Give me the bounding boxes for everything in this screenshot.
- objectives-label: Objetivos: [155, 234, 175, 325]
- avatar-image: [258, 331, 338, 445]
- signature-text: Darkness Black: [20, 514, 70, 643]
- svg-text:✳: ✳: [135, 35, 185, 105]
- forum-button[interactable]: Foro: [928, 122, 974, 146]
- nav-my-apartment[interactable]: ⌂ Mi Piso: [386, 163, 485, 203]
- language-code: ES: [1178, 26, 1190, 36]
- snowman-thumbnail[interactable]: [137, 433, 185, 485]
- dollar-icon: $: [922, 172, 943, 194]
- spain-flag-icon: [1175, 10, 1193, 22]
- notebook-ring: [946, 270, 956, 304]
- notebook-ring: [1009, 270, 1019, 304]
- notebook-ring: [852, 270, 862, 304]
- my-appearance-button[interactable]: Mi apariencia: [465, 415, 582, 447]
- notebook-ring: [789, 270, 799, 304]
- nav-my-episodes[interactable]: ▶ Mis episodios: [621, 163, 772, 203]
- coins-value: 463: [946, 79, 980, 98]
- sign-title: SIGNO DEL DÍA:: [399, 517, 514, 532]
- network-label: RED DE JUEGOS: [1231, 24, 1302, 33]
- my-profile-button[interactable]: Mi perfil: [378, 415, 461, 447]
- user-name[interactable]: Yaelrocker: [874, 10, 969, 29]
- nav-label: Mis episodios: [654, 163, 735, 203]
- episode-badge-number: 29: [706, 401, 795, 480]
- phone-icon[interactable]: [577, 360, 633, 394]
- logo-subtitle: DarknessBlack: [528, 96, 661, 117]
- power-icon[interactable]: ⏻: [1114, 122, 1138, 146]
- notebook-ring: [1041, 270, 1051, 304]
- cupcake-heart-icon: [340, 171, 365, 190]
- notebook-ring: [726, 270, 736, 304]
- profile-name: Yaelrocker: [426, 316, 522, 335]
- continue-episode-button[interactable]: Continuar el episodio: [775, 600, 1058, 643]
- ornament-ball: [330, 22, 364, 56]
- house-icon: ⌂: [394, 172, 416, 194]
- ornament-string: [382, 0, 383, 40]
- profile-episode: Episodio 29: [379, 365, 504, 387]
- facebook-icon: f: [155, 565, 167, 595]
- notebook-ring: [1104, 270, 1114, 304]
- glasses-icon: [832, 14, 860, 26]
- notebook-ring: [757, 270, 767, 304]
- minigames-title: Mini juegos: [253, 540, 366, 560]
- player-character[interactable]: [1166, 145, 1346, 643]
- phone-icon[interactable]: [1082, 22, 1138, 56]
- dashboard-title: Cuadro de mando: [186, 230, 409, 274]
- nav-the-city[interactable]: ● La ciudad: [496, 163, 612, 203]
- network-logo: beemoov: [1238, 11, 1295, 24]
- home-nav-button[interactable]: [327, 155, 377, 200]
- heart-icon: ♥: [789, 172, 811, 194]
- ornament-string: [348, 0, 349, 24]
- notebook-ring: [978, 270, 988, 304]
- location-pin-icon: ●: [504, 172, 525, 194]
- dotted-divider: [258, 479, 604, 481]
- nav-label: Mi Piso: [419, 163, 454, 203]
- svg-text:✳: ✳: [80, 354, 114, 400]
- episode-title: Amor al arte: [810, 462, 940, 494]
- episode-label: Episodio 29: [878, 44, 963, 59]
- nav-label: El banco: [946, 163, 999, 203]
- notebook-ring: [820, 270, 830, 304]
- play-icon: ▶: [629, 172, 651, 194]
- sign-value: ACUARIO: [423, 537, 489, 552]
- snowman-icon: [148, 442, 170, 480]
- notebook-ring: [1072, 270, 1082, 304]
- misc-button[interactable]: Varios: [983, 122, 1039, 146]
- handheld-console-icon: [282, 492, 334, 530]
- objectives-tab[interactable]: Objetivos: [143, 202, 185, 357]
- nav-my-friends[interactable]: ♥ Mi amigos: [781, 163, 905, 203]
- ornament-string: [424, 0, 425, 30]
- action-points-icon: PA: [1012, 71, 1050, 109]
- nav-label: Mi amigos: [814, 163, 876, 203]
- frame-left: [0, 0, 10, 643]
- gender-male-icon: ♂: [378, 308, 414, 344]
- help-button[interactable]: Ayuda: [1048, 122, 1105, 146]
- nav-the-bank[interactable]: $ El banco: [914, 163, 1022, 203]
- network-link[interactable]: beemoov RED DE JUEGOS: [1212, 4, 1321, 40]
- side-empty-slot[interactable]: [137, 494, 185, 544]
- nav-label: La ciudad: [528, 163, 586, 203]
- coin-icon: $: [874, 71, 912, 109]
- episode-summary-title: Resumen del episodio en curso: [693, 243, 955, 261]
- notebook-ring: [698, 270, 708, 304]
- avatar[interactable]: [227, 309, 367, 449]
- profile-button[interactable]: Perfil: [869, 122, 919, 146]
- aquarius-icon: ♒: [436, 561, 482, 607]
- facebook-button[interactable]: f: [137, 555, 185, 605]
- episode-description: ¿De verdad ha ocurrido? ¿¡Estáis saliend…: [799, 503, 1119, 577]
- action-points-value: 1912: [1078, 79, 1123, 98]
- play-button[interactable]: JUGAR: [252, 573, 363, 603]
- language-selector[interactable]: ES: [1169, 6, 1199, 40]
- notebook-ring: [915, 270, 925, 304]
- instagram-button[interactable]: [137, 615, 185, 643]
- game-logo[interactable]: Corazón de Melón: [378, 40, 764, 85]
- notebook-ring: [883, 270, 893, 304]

+ + +

**Written exercise:** Transcribe every one of the records above character for character, with no changes, omissions, or additions.

**The answer:**
Give me the bounding boxes for everything in this screenshot.
- objectives-label: Objetivos: [155, 234, 175, 325]
- avatar-image: [258, 331, 338, 445]
- signature-text: Darkness Black: [20, 514, 70, 643]
- svg-text:✳: ✳: [135, 35, 185, 105]
- forum-button[interactable]: Foro: [928, 122, 974, 146]
- nav-my-apartment[interactable]: ⌂ Mi Piso: [386, 163, 485, 203]
- language-code: ES: [1178, 26, 1190, 36]
- snowman-thumbnail[interactable]: [137, 433, 185, 485]
- dollar-icon: $: [922, 172, 943, 194]
- spain-flag-icon: [1175, 10, 1193, 22]
- notebook-ring: [946, 270, 956, 304]
- notebook-ring: [1009, 270, 1019, 304]
- notebook-ring: [852, 270, 862, 304]
- my-appearance-button[interactable]: Mi apariencia: [465, 415, 582, 447]
- notebook-ring: [789, 270, 799, 304]
- nav-my-episodes[interactable]: ▶ Mis episodios: [621, 163, 772, 203]
- coins-value: 463: [946, 79, 980, 98]
- sign-title: SIGNO DEL DÍA:: [399, 517, 514, 532]
- network-label: RED DE JUEGOS: [1231, 24, 1302, 33]
- my-profile-button[interactable]: Mi perfil: [378, 415, 461, 447]
- user-name[interactable]: Yaelrocker: [874, 10, 969, 29]
- nav-label: Mis episodios: [654, 163, 735, 203]
- episode-badge-number: 29: [706, 401, 795, 480]
- phone-icon[interactable]: [577, 360, 633, 394]
- logo-subtitle: DarknessBlack: [528, 96, 661, 117]
- power-icon[interactable]: ⏻: [1114, 122, 1138, 146]
- notebook-ring: [1041, 270, 1051, 304]
- cupcake-heart-icon: [340, 171, 365, 190]
- notebook-ring: [726, 270, 736, 304]
- profile-name: Yaelrocker: [426, 316, 522, 335]
- continue-episode-button[interactable]: Continuar el episodio: [775, 600, 1058, 643]
- ornament-ball: [330, 22, 364, 56]
- house-icon: ⌂: [394, 172, 416, 194]
- ornament-string: [382, 0, 383, 40]
- profile-episode: Episodio 29: [379, 365, 504, 387]
- facebook-icon: f: [155, 565, 167, 595]
- notebook-ring: [1104, 270, 1114, 304]
- glasses-icon: [832, 14, 860, 26]
- notebook-ring: [757, 270, 767, 304]
- minigames-title: Mini juegos: [253, 540, 366, 560]
- player-character[interactable]: [1166, 145, 1346, 643]
- phone-icon[interactable]: [1082, 22, 1138, 56]
- dashboard-title: Cuadro de mando: [186, 230, 409, 274]
- nav-the-city[interactable]: ● La ciudad: [496, 163, 612, 203]
- network-logo: beemoov: [1238, 11, 1295, 24]
- home-nav-button[interactable]: [327, 155, 377, 200]
- heart-icon: ♥: [789, 172, 811, 194]
- ornament-string: [348, 0, 349, 24]
- notebook-ring: [978, 270, 988, 304]
- location-pin-icon: ●: [504, 172, 525, 194]
- dotted-divider: [258, 479, 604, 481]
- nav-label: Mi Piso: [419, 163, 454, 203]
- svg-text:✳: ✳: [80, 354, 114, 400]
- episode-title: Amor al arte: [810, 462, 940, 494]
- episode-label: Episodio 29: [878, 44, 963, 59]
- nav-label: El banco: [946, 163, 999, 203]
- notebook-ring: [820, 270, 830, 304]
- play-icon: ▶: [629, 172, 651, 194]
- sign-value: ACUARIO: [423, 537, 489, 552]
- snowman-icon: [148, 442, 170, 480]
- notebook-ring: [1072, 270, 1082, 304]
- misc-button[interactable]: Varios: [983, 122, 1039, 146]
- handheld-console-icon: [282, 492, 334, 530]
- objectives-tab[interactable]: Objetivos: [143, 202, 185, 357]
- nav-my-friends[interactable]: ♥ Mi amigos: [781, 163, 905, 203]
- ornament-string: [424, 0, 425, 30]
- action-points-icon: PA: [1012, 71, 1050, 109]
- nav-label: Mi amigos: [814, 163, 876, 203]
- frame-left: [0, 0, 10, 643]
- gender-male-icon: ♂: [378, 308, 414, 344]
- help-button[interactable]: Ayuda: [1048, 122, 1105, 146]
- nav-the-bank[interactable]: $ El banco: [914, 163, 1022, 203]
- network-link[interactable]: beemoov RED DE JUEGOS: [1212, 4, 1321, 40]
- side-empty-slot[interactable]: [137, 494, 185, 544]
- nav-label: La ciudad: [528, 163, 586, 203]
- coin-icon: $: [874, 71, 912, 109]
- episode-summary-title: Resumen del episodio en curso: [693, 243, 955, 261]
- notebook-ring: [698, 270, 708, 304]
- avatar[interactable]: [227, 309, 367, 449]
- profile-button[interactable]: Perfil: [869, 122, 919, 146]
- aquarius-icon: ♒: [436, 561, 482, 607]
- facebook-button[interactable]: f: [137, 555, 185, 605]
- episode-description: ¿De verdad ha ocurrido? ¿¡Estáis saliend…: [799, 503, 1119, 577]
- action-points-value: 1912: [1078, 79, 1123, 98]
- play-button[interactable]: JUGAR: [252, 573, 363, 603]
- language-selector[interactable]: ES: [1169, 6, 1199, 40]
- notebook-ring: [915, 270, 925, 304]
- instagram-button[interactable]: [137, 615, 185, 643]
- game-logo[interactable]: Corazón de Melón: [378, 40, 764, 85]
- notebook-ring: [883, 270, 893, 304]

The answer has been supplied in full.